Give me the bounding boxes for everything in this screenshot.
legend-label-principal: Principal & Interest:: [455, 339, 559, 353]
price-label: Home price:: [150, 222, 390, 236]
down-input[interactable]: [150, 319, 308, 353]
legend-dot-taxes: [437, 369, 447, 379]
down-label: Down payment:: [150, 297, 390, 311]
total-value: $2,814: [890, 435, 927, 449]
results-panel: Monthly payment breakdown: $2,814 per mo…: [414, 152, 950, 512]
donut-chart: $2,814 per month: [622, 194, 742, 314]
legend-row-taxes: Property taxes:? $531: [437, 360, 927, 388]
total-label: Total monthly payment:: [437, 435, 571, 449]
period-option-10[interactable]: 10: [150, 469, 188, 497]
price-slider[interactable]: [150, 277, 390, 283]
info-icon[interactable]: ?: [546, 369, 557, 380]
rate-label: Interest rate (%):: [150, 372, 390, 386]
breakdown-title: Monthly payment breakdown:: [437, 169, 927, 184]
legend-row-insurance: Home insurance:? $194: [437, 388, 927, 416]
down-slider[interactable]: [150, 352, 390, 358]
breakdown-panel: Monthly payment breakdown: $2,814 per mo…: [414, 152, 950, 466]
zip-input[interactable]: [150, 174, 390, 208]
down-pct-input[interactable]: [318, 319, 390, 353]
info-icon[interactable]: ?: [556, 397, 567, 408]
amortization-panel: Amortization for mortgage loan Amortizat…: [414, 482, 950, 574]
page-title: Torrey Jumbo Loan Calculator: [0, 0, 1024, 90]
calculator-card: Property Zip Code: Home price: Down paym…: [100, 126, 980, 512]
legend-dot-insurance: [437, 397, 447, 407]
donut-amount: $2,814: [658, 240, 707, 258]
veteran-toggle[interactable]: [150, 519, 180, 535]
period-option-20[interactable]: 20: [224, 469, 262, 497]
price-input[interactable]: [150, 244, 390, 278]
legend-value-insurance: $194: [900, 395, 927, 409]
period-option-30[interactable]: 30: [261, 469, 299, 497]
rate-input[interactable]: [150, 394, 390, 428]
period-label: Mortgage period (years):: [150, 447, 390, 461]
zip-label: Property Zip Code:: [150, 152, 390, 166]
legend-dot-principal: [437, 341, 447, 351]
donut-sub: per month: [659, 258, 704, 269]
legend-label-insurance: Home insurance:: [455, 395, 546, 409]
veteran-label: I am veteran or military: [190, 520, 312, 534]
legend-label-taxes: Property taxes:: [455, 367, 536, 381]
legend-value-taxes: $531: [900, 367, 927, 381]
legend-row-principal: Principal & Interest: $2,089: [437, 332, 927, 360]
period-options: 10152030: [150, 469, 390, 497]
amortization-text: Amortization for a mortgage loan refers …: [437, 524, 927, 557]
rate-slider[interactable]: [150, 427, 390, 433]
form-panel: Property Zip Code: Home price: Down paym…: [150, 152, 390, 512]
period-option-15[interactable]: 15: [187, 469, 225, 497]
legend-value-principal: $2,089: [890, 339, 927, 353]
++++
■ GOAL
Copy every line of the records above verbatim, without changing any wording, number or punctuation.

■ EXERCISE RESULT
Give me the bounding boxes for everything in this screenshot.
legend-label-principal: Principal & Interest:: [455, 339, 559, 353]
price-label: Home price:: [150, 222, 390, 236]
down-input[interactable]: [150, 319, 308, 353]
legend-dot-taxes: [437, 369, 447, 379]
down-label: Down payment:: [150, 297, 390, 311]
total-value: $2,814: [890, 435, 927, 449]
results-panel: Monthly payment breakdown: $2,814 per mo…: [414, 152, 950, 512]
donut-chart: $2,814 per month: [622, 194, 742, 314]
legend-row-taxes: Property taxes:? $531: [437, 360, 927, 388]
total-label: Total monthly payment:: [437, 435, 571, 449]
period-option-10[interactable]: 10: [150, 469, 188, 497]
price-slider[interactable]: [150, 277, 390, 283]
info-icon[interactable]: ?: [546, 369, 557, 380]
rate-label: Interest rate (%):: [150, 372, 390, 386]
breakdown-title: Monthly payment breakdown:: [437, 169, 927, 184]
legend-row-insurance: Home insurance:? $194: [437, 388, 927, 416]
down-slider[interactable]: [150, 352, 390, 358]
breakdown-panel: Monthly payment breakdown: $2,814 per mo…: [414, 152, 950, 466]
zip-input[interactable]: [150, 174, 390, 208]
down-pct-input[interactable]: [318, 319, 390, 353]
info-icon[interactable]: ?: [556, 397, 567, 408]
amortization-panel: Amortization for mortgage loan Amortizat…: [414, 482, 950, 574]
page-title: Torrey Jumbo Loan Calculator: [0, 0, 1024, 90]
calculator-card: Property Zip Code: Home price: Down paym…: [100, 126, 980, 512]
legend-dot-insurance: [437, 397, 447, 407]
donut-amount: $2,814: [658, 240, 707, 258]
veteran-toggle[interactable]: [150, 519, 180, 535]
period-option-20[interactable]: 20: [224, 469, 262, 497]
price-input[interactable]: [150, 244, 390, 278]
legend-value-insurance: $194: [900, 395, 927, 409]
period-option-30[interactable]: 30: [261, 469, 299, 497]
rate-input[interactable]: [150, 394, 390, 428]
period-label: Mortgage period (years):: [150, 447, 390, 461]
zip-label: Property Zip Code:: [150, 152, 390, 166]
legend-dot-principal: [437, 341, 447, 351]
donut-sub: per month: [659, 258, 704, 269]
legend-label-insurance: Home insurance:: [455, 395, 546, 409]
veteran-label: I am veteran or military: [190, 520, 312, 534]
legend-label-taxes: Property taxes:: [455, 367, 536, 381]
legend-value-taxes: $531: [900, 367, 927, 381]
legend-row-principal: Principal & Interest: $2,089: [437, 332, 927, 360]
period-options: 10152030: [150, 469, 390, 497]
amortization-text: Amortization for a mortgage loan refers …: [437, 524, 927, 557]
rate-slider[interactable]: [150, 427, 390, 433]
form-panel: Property Zip Code: Home price: Down paym…: [150, 152, 390, 512]
period-option-15[interactable]: 15: [187, 469, 225, 497]
legend-value-principal: $2,089: [890, 339, 927, 353]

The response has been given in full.